Reading passage –
-------------------------

Blazing a path where community building is less advanced

May 7, 2019
Blazing a path where community building is less advanced

No, they’re not yet at the forefront nationally in learning about how to build community through Baha’i-initiated core activities in neighborhoods.

But in regions of the United States with relatively few large-scale initiatives, efforts in one place — limited as they might be by the number of Baha’is and friends engaged — can still provide valuable lessons that others in the region might adapt to their own circumstances.

Examples from clusters of Baha’i communities in Appalachia, the upper Midwest and the Mountain West jump out.

Intensive traning in the Ruhi Institute curriculum is undertaken in Knoxville, Tennessee. Photo by Mehrdad Bahrami

Tennessee: Leveraging what’s been learned in one neighborhood

Baha’is and friends in the Knoxville, Tennessee, area are taking steps — two, to be precise — to expand what’s thriving in one neighborhood and develop similar activities elsewhere.

Several years ago a Knoxville Baha’i started a pattern of visiting families in the Texas Avenue neighborhood. Bonds of friendship were formed over time, and the trust of parents grew to the point where spiritual education classes for young children and middle-schoolers were launched in August 2017.

Challenges appeared along the path, though. There were too few trained tutors to lead study circles that would help people gain skills to conduct the core activities of community building. Some churches discouraged families from being in contact with Baha’is. And many young people faced difficult family situations.

“There were many times that thoughts of quitting came to mind, but Baha’u’llah’s life of suffering and His admonition to be steadfast provided a reservoir of love, energy and confirmation,” says Mehrdad Bahrami, a member of the Knoxville Spiritual Assembly, the local Baha’i governing council.

But challenges were met with perseverance — and many encouraging visits from Carmen Turner, who as Auxiliary Board member advises Baha’i communities in the area.

Despite few trained teachers, the children’s class blossomed. Initially it met in a neighborhood park and on front porches. Later, a mother invited the Baha’is to hold the classes in her apartment. More recently, a house was purchased as a hub for the children’s class and a junior youth group for middle-schoolers.

Questions sprang up from there, though: How could they add more dimensions to the community-building process in the Texas Avenue neighborhood? And how could that process be initiated elsewhere in Knoxville?

For that, Knoxville Baha’is and friends are taking two steps suggested by Counselor Farah Guchani-Rosenberg, an appointed adviser to Baha’i communities throughout the region.

One step is to encourage devotional gatherings throughout and beyond the Knoxville area. Zohere Sharghi, a Baha’i in suburban Farragut, accepted the responsibility to coordinate and promote this approach. As a result, in two months eight new regular devotional gatherings were begun.

-------------------------

Direction – According to the article on community building, in what month and year did spiritual education classes begin in the Texas Avenue neighborhood? The data that follow have no connection to the article on community building.

-------------------------

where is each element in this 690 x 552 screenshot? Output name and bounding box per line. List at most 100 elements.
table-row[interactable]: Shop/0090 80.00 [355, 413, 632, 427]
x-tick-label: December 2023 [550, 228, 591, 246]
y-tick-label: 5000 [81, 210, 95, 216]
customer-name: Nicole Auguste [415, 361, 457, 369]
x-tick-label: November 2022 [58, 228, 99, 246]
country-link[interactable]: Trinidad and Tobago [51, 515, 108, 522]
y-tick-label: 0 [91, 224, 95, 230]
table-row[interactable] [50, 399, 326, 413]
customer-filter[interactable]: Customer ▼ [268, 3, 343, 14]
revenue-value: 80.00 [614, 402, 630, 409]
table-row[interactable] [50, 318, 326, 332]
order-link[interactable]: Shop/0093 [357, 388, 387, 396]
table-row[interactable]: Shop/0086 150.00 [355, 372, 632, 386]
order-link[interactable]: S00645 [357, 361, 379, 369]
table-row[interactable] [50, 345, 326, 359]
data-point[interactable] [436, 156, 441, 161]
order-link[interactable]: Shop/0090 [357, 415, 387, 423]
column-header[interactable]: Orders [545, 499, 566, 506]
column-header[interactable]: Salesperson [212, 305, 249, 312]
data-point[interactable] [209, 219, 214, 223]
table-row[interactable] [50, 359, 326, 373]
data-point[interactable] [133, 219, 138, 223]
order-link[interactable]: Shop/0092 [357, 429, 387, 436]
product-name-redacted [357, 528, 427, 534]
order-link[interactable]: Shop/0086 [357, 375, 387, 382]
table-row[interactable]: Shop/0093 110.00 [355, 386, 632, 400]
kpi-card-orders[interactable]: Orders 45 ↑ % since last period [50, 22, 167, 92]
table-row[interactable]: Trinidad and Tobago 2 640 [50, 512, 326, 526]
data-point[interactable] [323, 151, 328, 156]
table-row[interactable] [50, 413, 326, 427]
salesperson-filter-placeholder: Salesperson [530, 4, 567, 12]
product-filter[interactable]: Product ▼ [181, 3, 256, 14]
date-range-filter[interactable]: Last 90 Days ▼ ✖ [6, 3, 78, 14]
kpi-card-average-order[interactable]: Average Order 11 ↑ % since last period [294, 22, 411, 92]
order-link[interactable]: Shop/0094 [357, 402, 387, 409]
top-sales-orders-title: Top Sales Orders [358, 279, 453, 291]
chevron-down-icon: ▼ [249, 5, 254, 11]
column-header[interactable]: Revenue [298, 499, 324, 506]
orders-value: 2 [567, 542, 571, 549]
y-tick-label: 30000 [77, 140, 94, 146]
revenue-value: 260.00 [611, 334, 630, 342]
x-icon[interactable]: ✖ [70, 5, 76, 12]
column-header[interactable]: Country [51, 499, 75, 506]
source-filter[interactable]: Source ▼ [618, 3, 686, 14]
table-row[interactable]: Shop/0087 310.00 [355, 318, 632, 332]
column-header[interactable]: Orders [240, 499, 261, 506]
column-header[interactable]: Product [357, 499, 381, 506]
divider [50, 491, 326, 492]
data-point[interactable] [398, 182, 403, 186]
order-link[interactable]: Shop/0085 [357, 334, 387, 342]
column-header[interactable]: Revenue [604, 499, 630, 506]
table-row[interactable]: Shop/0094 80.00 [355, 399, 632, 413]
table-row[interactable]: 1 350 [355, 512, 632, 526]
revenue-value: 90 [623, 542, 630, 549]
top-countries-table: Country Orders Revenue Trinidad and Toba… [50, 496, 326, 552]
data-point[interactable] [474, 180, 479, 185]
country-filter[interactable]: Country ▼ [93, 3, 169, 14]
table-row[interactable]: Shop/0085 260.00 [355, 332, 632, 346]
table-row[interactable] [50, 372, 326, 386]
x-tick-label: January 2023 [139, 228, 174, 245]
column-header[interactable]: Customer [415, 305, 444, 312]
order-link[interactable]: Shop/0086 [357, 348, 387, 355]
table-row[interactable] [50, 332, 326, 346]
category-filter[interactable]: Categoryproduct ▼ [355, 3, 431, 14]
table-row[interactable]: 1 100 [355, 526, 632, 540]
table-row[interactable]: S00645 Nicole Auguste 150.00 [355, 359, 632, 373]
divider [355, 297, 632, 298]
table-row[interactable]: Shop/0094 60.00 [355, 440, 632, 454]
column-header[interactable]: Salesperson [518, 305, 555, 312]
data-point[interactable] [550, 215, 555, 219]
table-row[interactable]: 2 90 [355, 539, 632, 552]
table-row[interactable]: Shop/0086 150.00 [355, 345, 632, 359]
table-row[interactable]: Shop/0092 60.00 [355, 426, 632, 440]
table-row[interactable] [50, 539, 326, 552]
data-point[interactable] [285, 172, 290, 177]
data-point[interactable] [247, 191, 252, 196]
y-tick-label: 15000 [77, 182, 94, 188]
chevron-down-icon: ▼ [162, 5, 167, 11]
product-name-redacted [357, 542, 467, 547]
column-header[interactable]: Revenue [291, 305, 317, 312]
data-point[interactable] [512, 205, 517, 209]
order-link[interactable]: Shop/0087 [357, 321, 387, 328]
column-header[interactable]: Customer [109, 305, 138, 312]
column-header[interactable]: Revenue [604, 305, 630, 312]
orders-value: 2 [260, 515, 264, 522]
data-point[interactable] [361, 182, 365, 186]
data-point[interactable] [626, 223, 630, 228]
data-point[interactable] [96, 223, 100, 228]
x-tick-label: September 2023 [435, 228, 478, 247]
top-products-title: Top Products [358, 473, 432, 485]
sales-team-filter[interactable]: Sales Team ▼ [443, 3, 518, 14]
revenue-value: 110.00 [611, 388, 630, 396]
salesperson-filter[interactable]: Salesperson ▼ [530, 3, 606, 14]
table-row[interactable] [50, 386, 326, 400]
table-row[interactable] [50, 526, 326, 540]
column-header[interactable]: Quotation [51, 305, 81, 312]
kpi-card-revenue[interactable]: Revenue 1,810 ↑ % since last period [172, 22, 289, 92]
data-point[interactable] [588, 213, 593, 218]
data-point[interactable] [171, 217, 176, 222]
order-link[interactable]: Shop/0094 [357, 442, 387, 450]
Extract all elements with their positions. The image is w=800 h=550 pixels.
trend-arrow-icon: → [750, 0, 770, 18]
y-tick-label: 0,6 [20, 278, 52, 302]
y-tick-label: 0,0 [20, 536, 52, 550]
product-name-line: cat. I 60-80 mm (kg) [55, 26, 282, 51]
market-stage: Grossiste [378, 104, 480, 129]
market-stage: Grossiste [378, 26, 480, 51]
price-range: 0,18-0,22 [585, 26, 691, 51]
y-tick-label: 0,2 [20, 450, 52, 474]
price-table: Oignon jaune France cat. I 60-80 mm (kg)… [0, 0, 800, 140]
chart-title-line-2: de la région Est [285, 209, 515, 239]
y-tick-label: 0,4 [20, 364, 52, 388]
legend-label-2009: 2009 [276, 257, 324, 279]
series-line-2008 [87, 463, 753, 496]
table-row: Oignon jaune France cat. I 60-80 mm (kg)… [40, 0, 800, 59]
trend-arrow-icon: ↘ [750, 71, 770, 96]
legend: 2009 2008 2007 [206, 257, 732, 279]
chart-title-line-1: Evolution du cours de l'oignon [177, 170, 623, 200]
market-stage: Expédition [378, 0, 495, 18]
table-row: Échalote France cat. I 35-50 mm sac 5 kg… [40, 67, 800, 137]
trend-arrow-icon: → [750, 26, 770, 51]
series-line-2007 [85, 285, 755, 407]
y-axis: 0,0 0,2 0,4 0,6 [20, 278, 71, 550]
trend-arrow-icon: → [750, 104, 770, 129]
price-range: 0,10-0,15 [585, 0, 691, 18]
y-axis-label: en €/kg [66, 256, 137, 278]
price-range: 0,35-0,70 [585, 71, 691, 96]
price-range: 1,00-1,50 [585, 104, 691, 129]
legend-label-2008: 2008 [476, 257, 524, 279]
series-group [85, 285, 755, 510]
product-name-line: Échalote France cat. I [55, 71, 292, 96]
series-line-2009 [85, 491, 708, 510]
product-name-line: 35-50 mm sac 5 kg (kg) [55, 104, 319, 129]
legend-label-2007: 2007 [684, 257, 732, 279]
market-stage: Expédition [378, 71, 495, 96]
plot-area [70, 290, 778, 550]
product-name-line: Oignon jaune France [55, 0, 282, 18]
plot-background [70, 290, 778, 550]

-------------------------

Answer to this exercise – August 2017